RECORDS PROVIDED —
● ● ● ● ●

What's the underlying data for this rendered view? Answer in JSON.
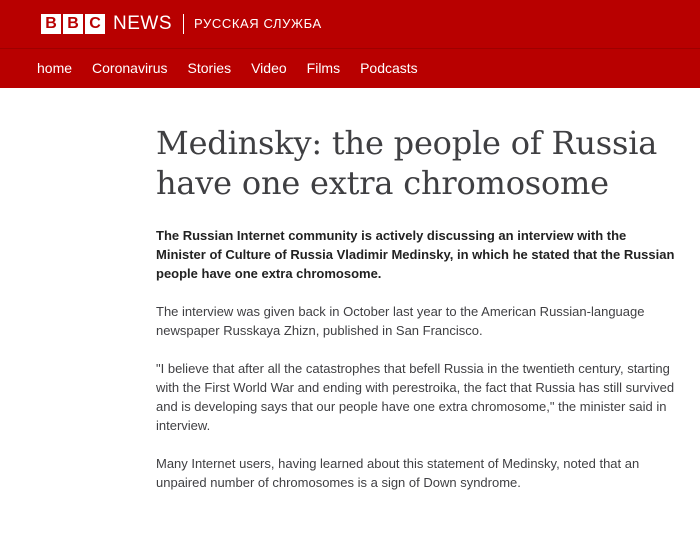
{
  "header": {
    "logo_letters": [
      "B",
      "B",
      "C"
    ],
    "news_label": "NEWS",
    "service_label": "РУССКАЯ СЛУЖБА",
    "brand_color": "#b80000"
  },
  "nav": {
    "items": [
      "home",
      "Coronavirus",
      "Stories",
      "Video",
      "Films",
      "Podcasts"
    ]
  },
  "article": {
    "headline": "Medinsky: the people of Russia have one extra chromosome",
    "lead": "The Russian Internet community is actively discussing an interview with the Minister of Culture of Russia Vladimir Medinsky, in which he stated that the Russian people have one extra chromosome.",
    "paragraphs": [
      "The interview was given back in October last year to the American Russian-language newspaper Russkaya Zhizn, published in San Francisco.",
      "\"I believe that after all the catastrophes that befell Russia in the twentieth century, starting with the First World War and ending with perestroika, the fact that Russia has still survived and is developing says that our people have one extra chromosome,\" the minister said in interview.",
      "Many Internet users, having learned about this statement of Medinsky, noted that an unpaired number of chromosomes is a sign of Down syndrome."
    ]
  }
}
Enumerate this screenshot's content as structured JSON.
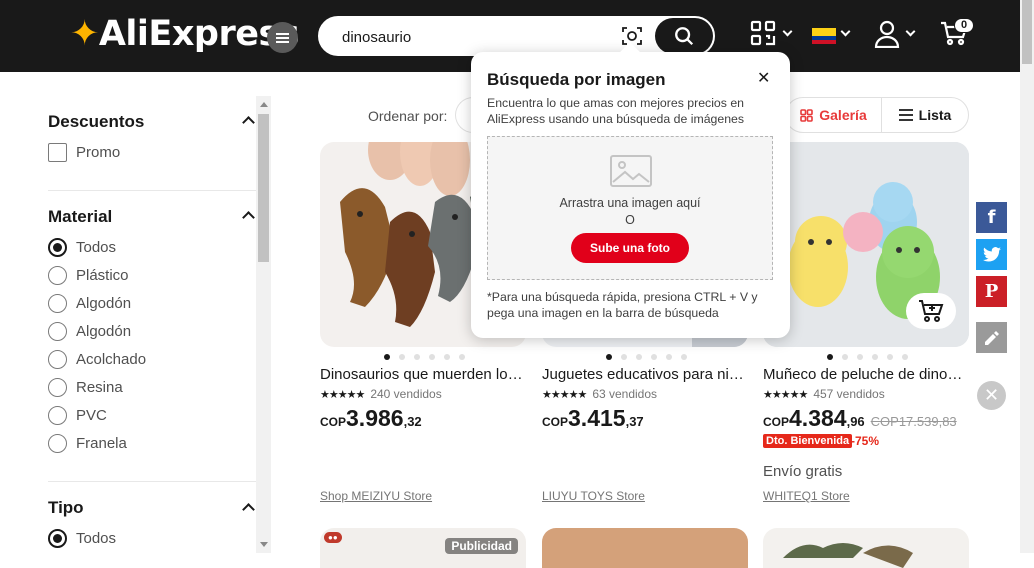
{
  "header": {
    "logo_text": "AliExpress",
    "search_value": "dinosaurio",
    "cart_count": "0"
  },
  "toolbar": {
    "sort_label": "Ordenar por:",
    "view_gallery": "Galería",
    "view_list": "Lista"
  },
  "filters": {
    "discounts": {
      "title": "Descuentos",
      "options": [
        "Promo"
      ]
    },
    "material": {
      "title": "Material",
      "options": [
        "Todos",
        "Plástico",
        "Algodón",
        "Algodón",
        "Acolchado",
        "Resina",
        "PVC",
        "Franela"
      ],
      "selected": "Todos"
    },
    "tipo": {
      "title": "Tipo",
      "options": [
        "Todos"
      ],
      "selected": "Todos"
    }
  },
  "products": [
    {
      "title": "Dinosaurios que muerden los dedos",
      "stars": "★★★★★",
      "sold": "240 vendidos",
      "currency": "COP",
      "price_int": "3.986",
      "price_dec": ",32",
      "store": "Shop MEIZIYU Store"
    },
    {
      "title": "Juguetes educativos para niños dinosaurio",
      "stars": "★★★★★",
      "sold": "63 vendidos",
      "currency": "COP",
      "price_int": "3.415",
      "price_dec": ",37",
      "store": "LIUYU TOYS Store"
    },
    {
      "title": "Muñeco de peluche de dinosaurio",
      "stars": "★★★★★",
      "sold": "457 vendidos",
      "currency": "COP",
      "price_int": "4.384",
      "price_dec": ",96",
      "old_price": "COP17.539,83",
      "badge": "Dto. Bienvenida",
      "discount": "-75%",
      "shipping": "Envío gratis",
      "store": "WHITEQ1 Store"
    }
  ],
  "row2": {
    "ad_label": "Publicidad"
  },
  "popup": {
    "title": "Búsqueda por imagen",
    "description": "Encuentra lo que amas con mejores precios en AliExpress usando una búsqueda de imágenes",
    "drop_text": "Arrastra una imagen aquí",
    "or_text": "O",
    "upload_button": "Sube una foto",
    "hint": "*Para una búsqueda rápida, presiona CTRL + V y pega una imagen en la barra de búsqueda"
  },
  "social": [
    "facebook-icon",
    "twitter-icon",
    "pinterest-icon",
    "edit-icon"
  ],
  "colors": {
    "header_bg": "#191919",
    "accent_red": "#e1001a",
    "gallery_red": "#e83a3a",
    "facebook": "#3b5998",
    "twitter": "#1da1f2",
    "pinterest": "#cb2027"
  }
}
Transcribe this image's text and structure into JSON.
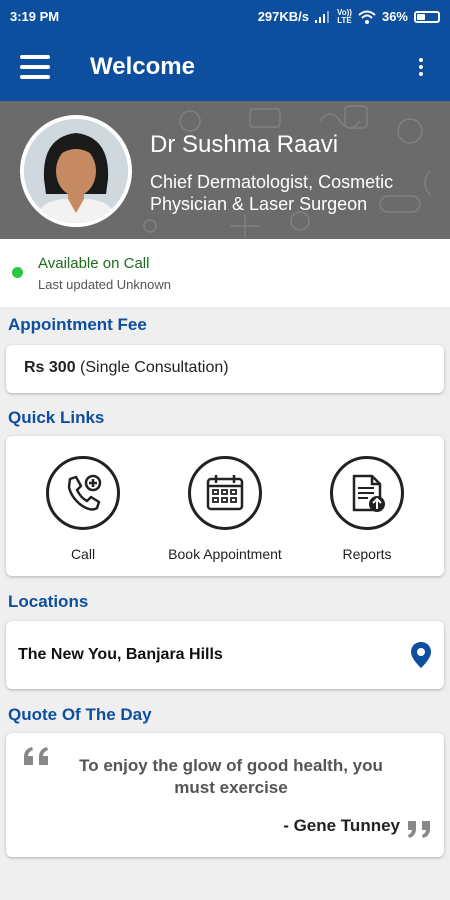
{
  "status_bar": {
    "time": "3:19 PM",
    "speed": "297KB/s",
    "volte_top": "Vo))",
    "volte_bottom": "LTE",
    "battery": "36%"
  },
  "app_bar": {
    "title": "Welcome"
  },
  "profile": {
    "name": "Dr Sushma Raavi",
    "title": "Chief Dermatologist, Cosmetic Physician & Laser Surgeon"
  },
  "availability": {
    "status": "Available on Call",
    "last_updated": "Last updated Unknown"
  },
  "appointment_fee": {
    "heading": "Appointment Fee",
    "amount": "Rs 300",
    "note": "(Single Consultation)"
  },
  "quick_links": {
    "heading": "Quick Links",
    "items": [
      {
        "label": "Call",
        "icon": "phone-plus-icon"
      },
      {
        "label": "Book Appointment",
        "icon": "calendar-icon"
      },
      {
        "label": "Reports",
        "icon": "document-upload-icon"
      }
    ]
  },
  "locations": {
    "heading": "Locations",
    "items": [
      {
        "name": "The New You, Banjara Hills",
        "icon": "map-pin-icon"
      }
    ]
  },
  "quote": {
    "heading": "Quote Of The Day",
    "text": "To enjoy the glow of good health, you must exercise",
    "author": "- Gene Tunney"
  },
  "colors": {
    "primary": "#0d4f9e",
    "available": "#27c93f",
    "background": "#efefef"
  }
}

● ● ● ● ●

TO DO — Transcribe every entry word for word, but skip the pictures.

TASK OUTPUT —
What's the underlying data for this rendered view? Answer in JSON.
{
  "header": {
    "logo_letters": [
      "B",
      "B",
      "C"
    ],
    "news_label": "NEWS",
    "service_label": "РУССКАЯ СЛУЖБА",
    "brand_color": "#b80000"
  },
  "nav": {
    "items": [
      "home",
      "Coronavirus",
      "Stories",
      "Video",
      "Films",
      "Podcasts"
    ]
  },
  "article": {
    "headline": "Medinsky: the people of Russia have one extra chromosome",
    "lead": "The Russian Internet community is actively discussing an interview with the Minister of Culture of Russia Vladimir Medinsky, in which he stated that the Russian people have one extra chromosome.",
    "paragraphs": [
      "The interview was given back in October last year to the American Russian-language newspaper Russkaya Zhizn, published in San Francisco.",
      "\"I believe that after all the catastrophes that befell Russia in the twentieth century, starting with the First World War and ending with perestroika, the fact that Russia has still survived and is developing says that our people have one extra chromosome,\" the minister said in interview.",
      "Many Internet users, having learned about this statement of Medinsky, noted that an unpaired number of chromosomes is a sign of Down syndrome."
    ]
  }
}
Enumerate this screenshot's content as structured JSON.
{
  "header": {
    "logo_text": "AliExpress",
    "search_value": "dinosaurio",
    "cart_count": "0"
  },
  "toolbar": {
    "sort_label": "Ordenar por:",
    "view_gallery": "Galería",
    "view_list": "Lista"
  },
  "filters": {
    "discounts": {
      "title": "Descuentos",
      "options": [
        "Promo"
      ]
    },
    "material": {
      "title": "Material",
      "options": [
        "Todos",
        "Plástico",
        "Algodón",
        "Algodón",
        "Acolchado",
        "Resina",
        "PVC",
        "Franela"
      ],
      "selected": "Todos"
    },
    "tipo": {
      "title": "Tipo",
      "options": [
        "Todos"
      ],
      "selected": "Todos"
    }
  },
  "products": [
    {
      "title": "Dinosaurios que muerden los dedos",
      "stars": "★★★★★",
      "sold": "240 vendidos",
      "currency": "COP",
      "price_int": "3.986",
      "price_dec": ",32",
      "store": "Shop MEIZIYU Store"
    },
    {
      "title": "Juguetes educativos para niños dinosaurio",
      "stars": "★★★★★",
      "sold": "63 vendidos",
      "currency": "COP",
      "price_int": "3.415",
      "price_dec": ",37",
      "store": "LIUYU TOYS Store"
    },
    {
      "title": "Muñeco de peluche de dinosaurio",
      "stars": "★★★★★",
      "sold": "457 vendidos",
      "currency": "COP",
      "price_int": "4.384",
      "price_dec": ",96",
      "old_price": "COP17.539,83",
      "badge": "Dto. Bienvenida",
      "discount": "-75%",
      "shipping": "Envío gratis",
      "store": "WHITEQ1 Store"
    }
  ],
  "row2": {
    "ad_label": "Publicidad"
  },
  "popup": {
    "title": "Búsqueda por imagen",
    "description": "Encuentra lo que amas con mejores precios en AliExpress usando una búsqueda de imágenes",
    "drop_text": "Arrastra una imagen aquí",
    "or_text": "O",
    "upload_button": "Sube una foto",
    "hint": "*Para una búsqueda rápida, presiona CTRL + V y pega una imagen en la barra de búsqueda"
  },
  "social": [
    "facebook-icon",
    "twitter-icon",
    "pinterest-icon",
    "edit-icon"
  ],
  "colors": {
    "header_bg": "#191919",
    "accent_red": "#e1001a",
    "gallery_red": "#e83a3a",
    "facebook": "#3b5998",
    "twitter": "#1da1f2",
    "pinterest": "#cb2027"
  }
}
Transcribe this image's text and structure into JSON.
{
  "status_bar": {
    "time": "3:19 PM",
    "speed": "297KB/s",
    "volte_top": "Vo))",
    "volte_bottom": "LTE",
    "battery": "36%"
  },
  "app_bar": {
    "title": "Welcome"
  },
  "profile": {
    "name": "Dr Sushma Raavi",
    "title": "Chief Dermatologist, Cosmetic Physician & Laser Surgeon"
  },
  "availability": {
    "status": "Available on Call",
    "last_updated": "Last updated Unknown"
  },
  "appointment_fee": {
    "heading": "Appointment Fee",
    "amount": "Rs 300",
    "note": "(Single Consultation)"
  },
  "quick_links": {
    "heading": "Quick Links",
    "items": [
      {
        "label": "Call",
        "icon": "phone-plus-icon"
      },
      {
        "label": "Book Appointment",
        "icon": "calendar-icon"
      },
      {
        "label": "Reports",
        "icon": "document-upload-icon"
      }
    ]
  },
  "locations": {
    "heading": "Locations",
    "items": [
      {
        "name": "The New You, Banjara Hills",
        "icon": "map-pin-icon"
      }
    ]
  },
  "quote": {
    "heading": "Quote Of The Day",
    "text": "To enjoy the glow of good health, you must exercise",
    "author": "- Gene Tunney"
  },
  "colors": {
    "primary": "#0d4f9e",
    "available": "#27c93f",
    "background": "#efefef"
  }
}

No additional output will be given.